*DIRECTIVE*. Go through the records and copy each line where the word "доступ" occurs.

[start EXERCISE MATERIAL]

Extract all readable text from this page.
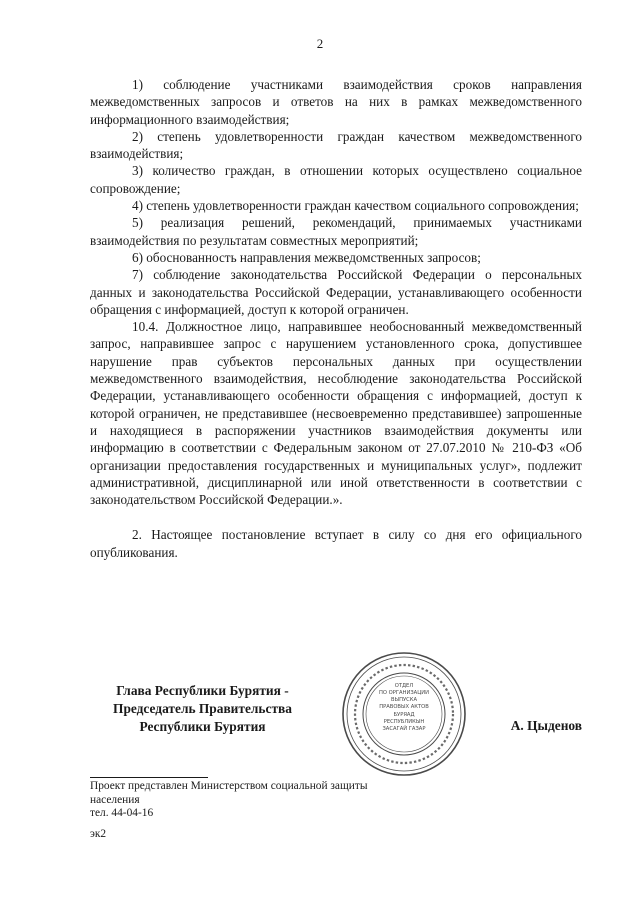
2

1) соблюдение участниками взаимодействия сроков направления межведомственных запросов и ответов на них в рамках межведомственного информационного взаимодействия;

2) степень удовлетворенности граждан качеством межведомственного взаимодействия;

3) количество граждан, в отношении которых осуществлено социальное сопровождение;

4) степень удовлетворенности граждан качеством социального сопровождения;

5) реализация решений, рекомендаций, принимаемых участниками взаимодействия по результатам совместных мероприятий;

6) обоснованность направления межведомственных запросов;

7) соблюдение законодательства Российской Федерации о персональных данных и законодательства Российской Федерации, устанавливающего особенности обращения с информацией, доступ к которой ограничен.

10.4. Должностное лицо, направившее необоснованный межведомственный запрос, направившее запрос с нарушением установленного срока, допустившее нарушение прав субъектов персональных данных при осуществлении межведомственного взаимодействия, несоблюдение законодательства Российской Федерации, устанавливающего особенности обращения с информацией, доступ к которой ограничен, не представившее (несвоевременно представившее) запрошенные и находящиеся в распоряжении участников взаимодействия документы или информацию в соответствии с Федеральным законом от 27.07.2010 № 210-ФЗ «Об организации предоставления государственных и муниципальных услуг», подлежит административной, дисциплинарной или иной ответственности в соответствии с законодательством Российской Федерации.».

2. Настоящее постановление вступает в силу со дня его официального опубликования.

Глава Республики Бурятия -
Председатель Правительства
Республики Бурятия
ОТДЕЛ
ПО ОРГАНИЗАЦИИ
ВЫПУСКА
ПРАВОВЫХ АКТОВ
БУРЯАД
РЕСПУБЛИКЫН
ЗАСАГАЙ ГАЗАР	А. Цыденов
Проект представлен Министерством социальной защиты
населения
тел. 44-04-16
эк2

[end EXERCISE MATERIAL]

*CORRECT ANSWER*.
7) соблюдение законодательства Российской Федерации о персональных данных и законодательства Российской Федерации, устанавливающего особенности обращения с информацией, доступ к которой ограничен.
10.4. Должностное лицо, направившее необоснованный межведомственный запрос, направившее запрос с нарушением установленного срока, допустившее нарушение прав субъектов персональных данных при осуществлении межведомственного взаимодействия, несоблюдение законодательства Российской Федерации, устанавливающего особенности обращения с информацией, доступ к которой ограничен, не представившее (несвоевременно представившее) запрошенные и находящиеся в распоряжении участников взаимодействия документы или информацию в соответствии с Федеральным законом от 27.07.2010 № 210-ФЗ «Об организации предоставления государственных и муниципальных услуг», подлежит административной, дисциплинарной или иной ответственности в соответствии с законодательством Российской Федерации.».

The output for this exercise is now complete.